— BEGIN —

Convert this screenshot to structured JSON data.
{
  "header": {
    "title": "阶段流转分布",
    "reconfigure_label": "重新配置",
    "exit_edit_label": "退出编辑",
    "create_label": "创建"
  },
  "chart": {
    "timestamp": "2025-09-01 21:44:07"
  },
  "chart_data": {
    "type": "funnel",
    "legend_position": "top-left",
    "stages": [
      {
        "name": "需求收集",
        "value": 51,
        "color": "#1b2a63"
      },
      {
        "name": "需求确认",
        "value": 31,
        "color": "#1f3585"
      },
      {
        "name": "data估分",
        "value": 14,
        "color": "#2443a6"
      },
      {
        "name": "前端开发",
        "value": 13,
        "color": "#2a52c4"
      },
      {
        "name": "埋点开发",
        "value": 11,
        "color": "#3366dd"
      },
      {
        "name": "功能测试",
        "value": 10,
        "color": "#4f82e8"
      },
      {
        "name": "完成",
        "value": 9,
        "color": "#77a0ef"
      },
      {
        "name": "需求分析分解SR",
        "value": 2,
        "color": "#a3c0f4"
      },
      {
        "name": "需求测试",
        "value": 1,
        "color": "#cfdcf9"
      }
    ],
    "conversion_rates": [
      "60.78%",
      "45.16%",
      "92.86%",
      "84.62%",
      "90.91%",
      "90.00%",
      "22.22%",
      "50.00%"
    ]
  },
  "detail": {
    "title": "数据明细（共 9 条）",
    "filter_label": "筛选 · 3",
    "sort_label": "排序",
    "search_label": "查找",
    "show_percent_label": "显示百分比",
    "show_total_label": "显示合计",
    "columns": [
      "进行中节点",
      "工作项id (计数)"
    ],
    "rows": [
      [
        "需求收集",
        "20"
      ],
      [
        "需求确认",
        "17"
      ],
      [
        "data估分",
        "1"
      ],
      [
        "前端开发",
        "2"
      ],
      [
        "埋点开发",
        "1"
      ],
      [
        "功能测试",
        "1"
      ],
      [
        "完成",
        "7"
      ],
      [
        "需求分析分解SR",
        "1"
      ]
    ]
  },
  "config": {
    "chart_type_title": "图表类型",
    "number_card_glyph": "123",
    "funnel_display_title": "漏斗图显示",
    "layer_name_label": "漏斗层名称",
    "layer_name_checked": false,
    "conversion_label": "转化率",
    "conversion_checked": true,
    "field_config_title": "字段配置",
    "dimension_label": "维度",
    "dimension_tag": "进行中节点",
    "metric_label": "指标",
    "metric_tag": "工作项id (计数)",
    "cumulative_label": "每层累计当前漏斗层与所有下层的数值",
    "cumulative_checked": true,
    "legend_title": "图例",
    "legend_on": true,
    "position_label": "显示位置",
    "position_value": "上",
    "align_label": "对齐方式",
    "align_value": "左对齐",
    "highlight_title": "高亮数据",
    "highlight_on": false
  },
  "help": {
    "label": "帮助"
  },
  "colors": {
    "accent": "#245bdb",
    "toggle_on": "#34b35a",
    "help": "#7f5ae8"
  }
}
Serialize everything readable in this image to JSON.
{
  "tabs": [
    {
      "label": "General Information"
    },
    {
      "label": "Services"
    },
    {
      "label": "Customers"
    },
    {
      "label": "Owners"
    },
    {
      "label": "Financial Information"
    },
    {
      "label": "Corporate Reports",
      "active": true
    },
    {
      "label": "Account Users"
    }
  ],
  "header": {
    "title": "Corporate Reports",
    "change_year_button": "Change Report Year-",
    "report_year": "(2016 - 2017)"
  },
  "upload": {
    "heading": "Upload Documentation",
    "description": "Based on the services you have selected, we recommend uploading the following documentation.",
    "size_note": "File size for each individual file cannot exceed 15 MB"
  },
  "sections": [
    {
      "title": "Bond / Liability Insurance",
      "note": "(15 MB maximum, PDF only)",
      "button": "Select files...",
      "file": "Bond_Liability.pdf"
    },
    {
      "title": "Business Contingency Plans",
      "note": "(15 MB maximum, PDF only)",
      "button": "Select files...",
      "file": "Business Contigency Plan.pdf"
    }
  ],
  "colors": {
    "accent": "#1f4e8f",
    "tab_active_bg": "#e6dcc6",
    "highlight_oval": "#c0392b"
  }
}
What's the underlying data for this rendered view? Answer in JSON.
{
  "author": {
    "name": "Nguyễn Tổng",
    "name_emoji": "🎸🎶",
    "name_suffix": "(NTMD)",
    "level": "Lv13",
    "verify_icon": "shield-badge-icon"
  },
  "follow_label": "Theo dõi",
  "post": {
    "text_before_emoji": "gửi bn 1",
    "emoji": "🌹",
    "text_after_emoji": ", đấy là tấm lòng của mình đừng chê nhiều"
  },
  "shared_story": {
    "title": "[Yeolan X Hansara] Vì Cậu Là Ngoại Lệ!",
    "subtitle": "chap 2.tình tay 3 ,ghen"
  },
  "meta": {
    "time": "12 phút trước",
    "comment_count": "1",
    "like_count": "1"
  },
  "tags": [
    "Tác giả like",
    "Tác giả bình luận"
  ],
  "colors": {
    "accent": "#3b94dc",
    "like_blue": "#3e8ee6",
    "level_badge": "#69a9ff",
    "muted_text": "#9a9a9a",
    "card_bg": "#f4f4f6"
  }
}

— END —

Filter the listing above by the word "false"; copy each line that passes.

# RESULT FOR THIS EXERCISE:
    "layer_name_checked": false,
    "highlight_on": false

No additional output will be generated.